EXERCISE OBJECTIVE. Word for word, set down the records and skip each picture.

ENTRIES PROVIDED.
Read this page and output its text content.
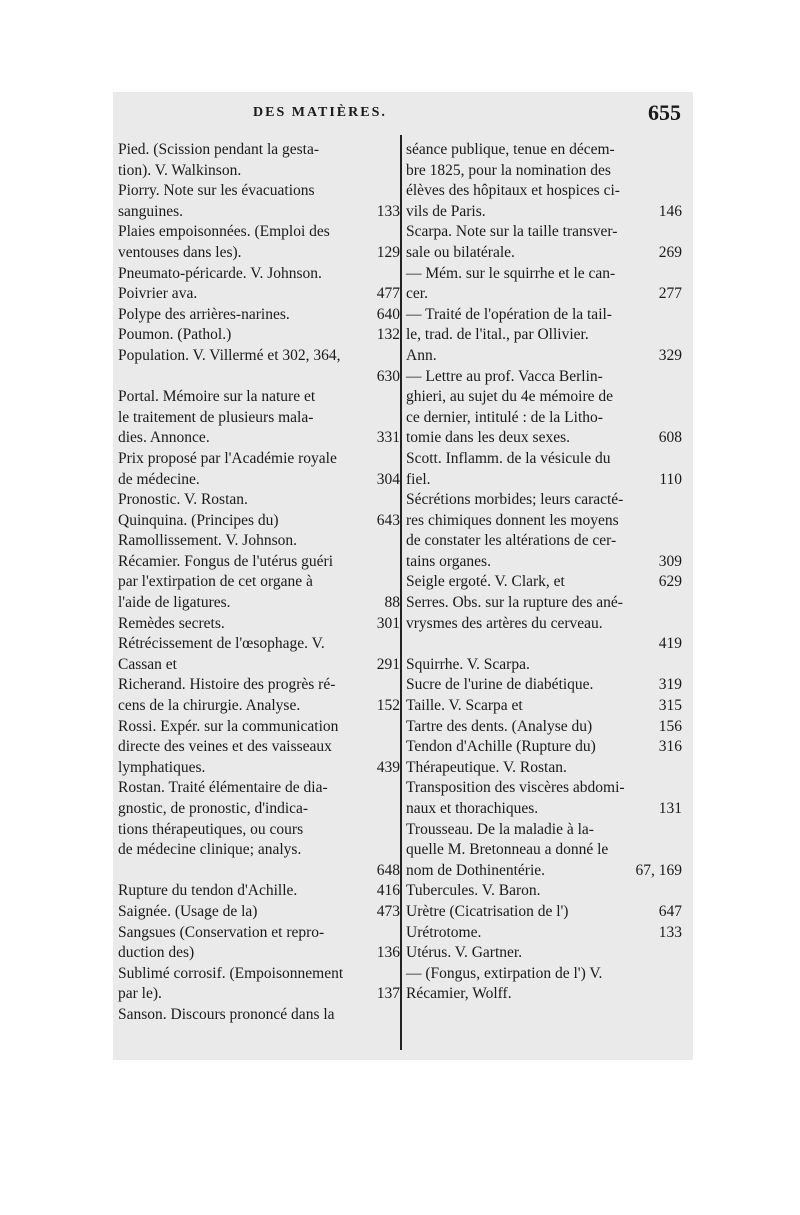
DES MATIÈRES.	655

Pied. (Scission pendant la gesta-
tion). V. Walkinson.

Piorry. Note sur les évacuations
133
sanguines.

Plaies empoisonnées. (Emploi des
129
ventouses dans les).

Pneumato-péricarde. V. Johnson.

477
Poivrier ava.

640
Polype des arrières-narines.

132
Poumon. (Pathol.)

Population. V. Villermé et 302, 364,

630

Portal. Mémoire sur la nature et
le traitement de plusieurs mala-
331
dies. Annonce.

Prix proposé par l'Académie royale
304
de médecine.

Pronostic. V. Rostan.

643
Quinquina. (Principes du)

Ramollissement. V. Johnson.

Récamier. Fongus de l'utérus guéri
par l'extirpation de cet organe à
88
l'aide de ligatures.

301
Remèdes secrets.

Rétrécissement de l'œsophage. V.
291
Cassan et

Richerand. Histoire des progrès ré-
152
cens de la chirurgie. Analyse.

Rossi. Expér. sur la communication
directe des veines et des vaisseaux
439
lymphatiques.

Rostan. Traité élémentaire de dia-
gnostic, de pronostic, d'indica-
tions thérapeutiques, ou cours
de médecine clinique; analys.

648

416
Rupture du tendon d'Achille.

473
Saignée. (Usage de la)

Sangsues (Conservation et repro-
136
duction des)

Sublimé corrosif. (Empoisonnement
137
par le).

Sanson. Discours prononcé dans la

séance publique, tenue en décem-
bre 1825, pour la nomination des
élèves des hôpitaux et hospices ci-
146
vils de Paris.

Scarpa. Note sur la taille transver-
269
sale ou bilatérale.

— Mém. sur le squirrhe et le can-
277
cer.

— Traité de l'opération de la tail-
le, trad. de l'ital., par Ollivier.
329
Ann.

— Lettre au prof. Vacca Berlin-
ghieri, au sujet du 4e mémoire de
ce dernier, intitulé : de la Litho-
608
tomie dans les deux sexes.

Scott. Inflamm. de la vésicule du
110
fiel.

Sécrétions morbides; leurs caracté-
res chimiques donnent les moyens
de constater les altérations de cer-
309
tains organes.

629
Seigle ergoté. V. Clark, et

Serres. Obs. sur la rupture des ané-
vrysmes des artères du cerveau.

419

Squirrhe. V. Scarpa.

319
Sucre de l'urine de diabétique.

315
Taille. V. Scarpa et

156
Tartre des dents. (Analyse du)

316
Tendon d'Achille (Rupture du)

Thérapeutique. V. Rostan.

Transposition des viscères abdomi-
131
naux et thorachiques.

Trousseau. De la maladie à la-
quelle M. Bretonneau a donné le
67, 169
nom de Dothinentérie.

Tubercules. V. Baron.

647
Urètre (Cicatrisation de l')

133
Urétrotome.

Utérus. V. Gartner.

— (Fongus, extirpation de l') V.
Récamier, Wolff.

OUTPUT OF THE TASK.
Read this page and output its text content.
DES MATIÈRES.	655

Pied. (Scission pendant la gesta-
tion). V. Walkinson.

Piorry. Note sur les évacuations
133
sanguines.

Plaies empoisonnées. (Emploi des
129
ventouses dans les).

Pneumato-péricarde. V. Johnson.

477
Poivrier ava.

640
Polype des arrières-narines.

132
Poumon. (Pathol.)

Population. V. Villermé et 302, 364,

630

Portal. Mémoire sur la nature et
le traitement de plusieurs mala-
331
dies. Annonce.

Prix proposé par l'Académie royale
304
de médecine.

Pronostic. V. Rostan.

643
Quinquina. (Principes du)

Ramollissement. V. Johnson.

Récamier. Fongus de l'utérus guéri
par l'extirpation de cet organe à
88
l'aide de ligatures.

301
Remèdes secrets.

Rétrécissement de l'œsophage. V.
291
Cassan et

Richerand. Histoire des progrès ré-
152
cens de la chirurgie. Analyse.

Rossi. Expér. sur la communication
directe des veines et des vaisseaux
439
lymphatiques.

Rostan. Traité élémentaire de dia-
gnostic, de pronostic, d'indica-
tions thérapeutiques, ou cours
de médecine clinique; analys.

648

416
Rupture du tendon d'Achille.

473
Saignée. (Usage de la)

Sangsues (Conservation et repro-
136
duction des)

Sublimé corrosif. (Empoisonnement
137
par le).

Sanson. Discours prononcé dans la

séance publique, tenue en décem-
bre 1825, pour la nomination des
élèves des hôpitaux et hospices ci-
146
vils de Paris.

Scarpa. Note sur la taille transver-
269
sale ou bilatérale.

— Mém. sur le squirrhe et le can-
277
cer.

— Traité de l'opération de la tail-
le, trad. de l'ital., par Ollivier.
329
Ann.

— Lettre au prof. Vacca Berlin-
ghieri, au sujet du 4e mémoire de
ce dernier, intitulé : de la Litho-
608
tomie dans les deux sexes.

Scott. Inflamm. de la vésicule du
110
fiel.

Sécrétions morbides; leurs caracté-
res chimiques donnent les moyens
de constater les altérations de cer-
309
tains organes.

629
Seigle ergoté. V. Clark, et

Serres. Obs. sur la rupture des ané-
vrysmes des artères du cerveau.

419

Squirrhe. V. Scarpa.

319
Sucre de l'urine de diabétique.

315
Taille. V. Scarpa et

156
Tartre des dents. (Analyse du)

316
Tendon d'Achille (Rupture du)

Thérapeutique. V. Rostan.

Transposition des viscères abdomi-
131
naux et thorachiques.

Trousseau. De la maladie à la-
quelle M. Bretonneau a donné le
67, 169
nom de Dothinentérie.

Tubercules. V. Baron.

647
Urètre (Cicatrisation de l')

133
Urétrotome.

Utérus. V. Gartner.

— (Fongus, extirpation de l') V.
Récamier, Wolff.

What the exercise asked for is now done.